- **Task goal**: Pick out every line of the entries below where "jsem" occurs, and copy those lines.

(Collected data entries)

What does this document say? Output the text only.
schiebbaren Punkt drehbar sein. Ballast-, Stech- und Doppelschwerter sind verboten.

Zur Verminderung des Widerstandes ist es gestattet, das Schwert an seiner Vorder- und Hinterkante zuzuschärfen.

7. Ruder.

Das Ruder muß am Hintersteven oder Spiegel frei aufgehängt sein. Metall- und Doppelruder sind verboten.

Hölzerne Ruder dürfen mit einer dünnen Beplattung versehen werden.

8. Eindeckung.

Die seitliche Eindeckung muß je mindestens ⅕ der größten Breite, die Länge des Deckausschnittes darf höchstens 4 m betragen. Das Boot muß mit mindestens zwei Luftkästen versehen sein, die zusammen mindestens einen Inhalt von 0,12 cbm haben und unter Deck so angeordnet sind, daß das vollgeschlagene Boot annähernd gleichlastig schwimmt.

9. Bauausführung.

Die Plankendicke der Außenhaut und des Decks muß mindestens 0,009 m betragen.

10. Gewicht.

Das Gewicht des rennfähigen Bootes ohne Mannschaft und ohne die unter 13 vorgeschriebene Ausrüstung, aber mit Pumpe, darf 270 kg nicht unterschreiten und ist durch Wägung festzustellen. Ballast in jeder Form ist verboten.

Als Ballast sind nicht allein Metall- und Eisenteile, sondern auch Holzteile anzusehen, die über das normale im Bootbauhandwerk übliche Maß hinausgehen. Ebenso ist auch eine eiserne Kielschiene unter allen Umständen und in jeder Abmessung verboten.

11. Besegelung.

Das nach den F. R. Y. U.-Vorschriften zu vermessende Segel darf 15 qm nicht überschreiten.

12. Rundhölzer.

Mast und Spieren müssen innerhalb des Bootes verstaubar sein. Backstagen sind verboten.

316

==

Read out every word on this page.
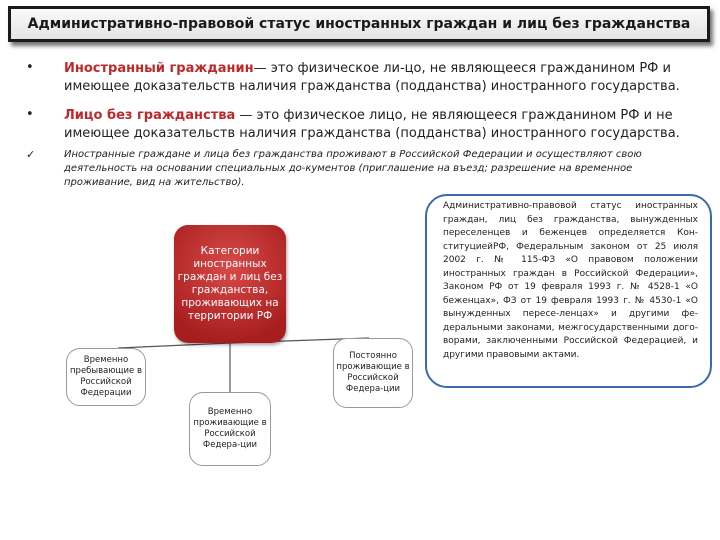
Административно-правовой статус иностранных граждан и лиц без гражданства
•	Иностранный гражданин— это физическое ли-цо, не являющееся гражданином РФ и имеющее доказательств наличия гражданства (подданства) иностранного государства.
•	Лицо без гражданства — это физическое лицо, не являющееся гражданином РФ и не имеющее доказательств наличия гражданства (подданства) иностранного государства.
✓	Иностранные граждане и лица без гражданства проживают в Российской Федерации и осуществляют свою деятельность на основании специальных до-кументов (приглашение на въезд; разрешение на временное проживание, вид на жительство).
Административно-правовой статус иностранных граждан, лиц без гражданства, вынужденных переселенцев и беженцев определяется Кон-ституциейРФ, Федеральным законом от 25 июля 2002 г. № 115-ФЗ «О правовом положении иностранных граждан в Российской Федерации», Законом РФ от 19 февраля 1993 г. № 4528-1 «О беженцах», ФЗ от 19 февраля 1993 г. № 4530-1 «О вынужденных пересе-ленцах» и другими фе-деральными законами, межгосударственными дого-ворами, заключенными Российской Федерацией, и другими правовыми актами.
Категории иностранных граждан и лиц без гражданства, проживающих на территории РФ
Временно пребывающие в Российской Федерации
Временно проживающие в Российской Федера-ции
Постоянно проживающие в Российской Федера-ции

==

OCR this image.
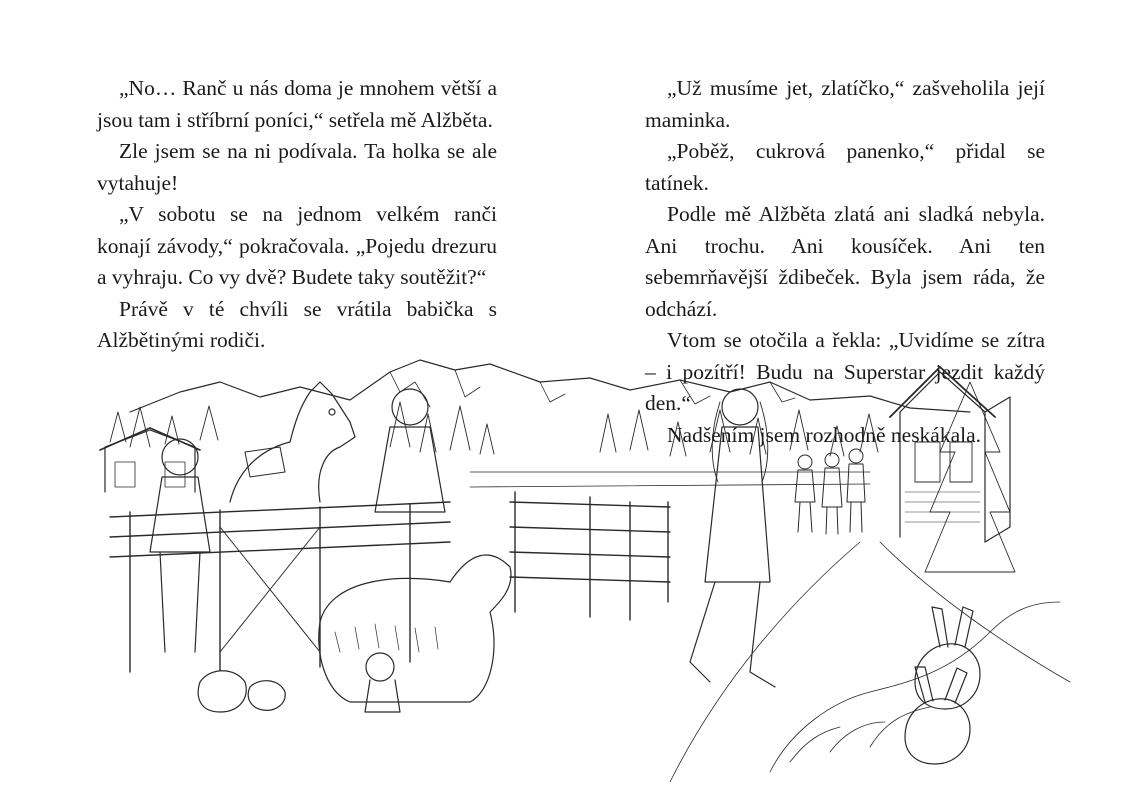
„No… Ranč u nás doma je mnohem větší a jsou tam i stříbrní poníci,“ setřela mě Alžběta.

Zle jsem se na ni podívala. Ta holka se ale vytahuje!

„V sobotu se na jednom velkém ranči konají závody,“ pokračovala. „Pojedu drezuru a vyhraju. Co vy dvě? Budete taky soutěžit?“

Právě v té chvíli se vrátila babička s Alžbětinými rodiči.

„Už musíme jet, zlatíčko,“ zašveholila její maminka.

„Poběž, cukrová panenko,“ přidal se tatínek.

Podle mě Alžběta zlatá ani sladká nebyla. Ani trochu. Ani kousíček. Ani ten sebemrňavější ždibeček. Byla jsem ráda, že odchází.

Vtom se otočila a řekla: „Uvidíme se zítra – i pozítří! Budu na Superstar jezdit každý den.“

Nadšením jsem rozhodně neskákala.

- **Exercise answer**:
Zle jsem se na ni podívala. Ta holka se ale vytahuje!
Podle mě Alžběta zlatá ani sladká nebyla. Ani trochu. Ani kousíček. Ani ten sebemrňavější ždibeček. Byla jsem ráda, že odchází.
Nadšením jsem rozhodně neskákala.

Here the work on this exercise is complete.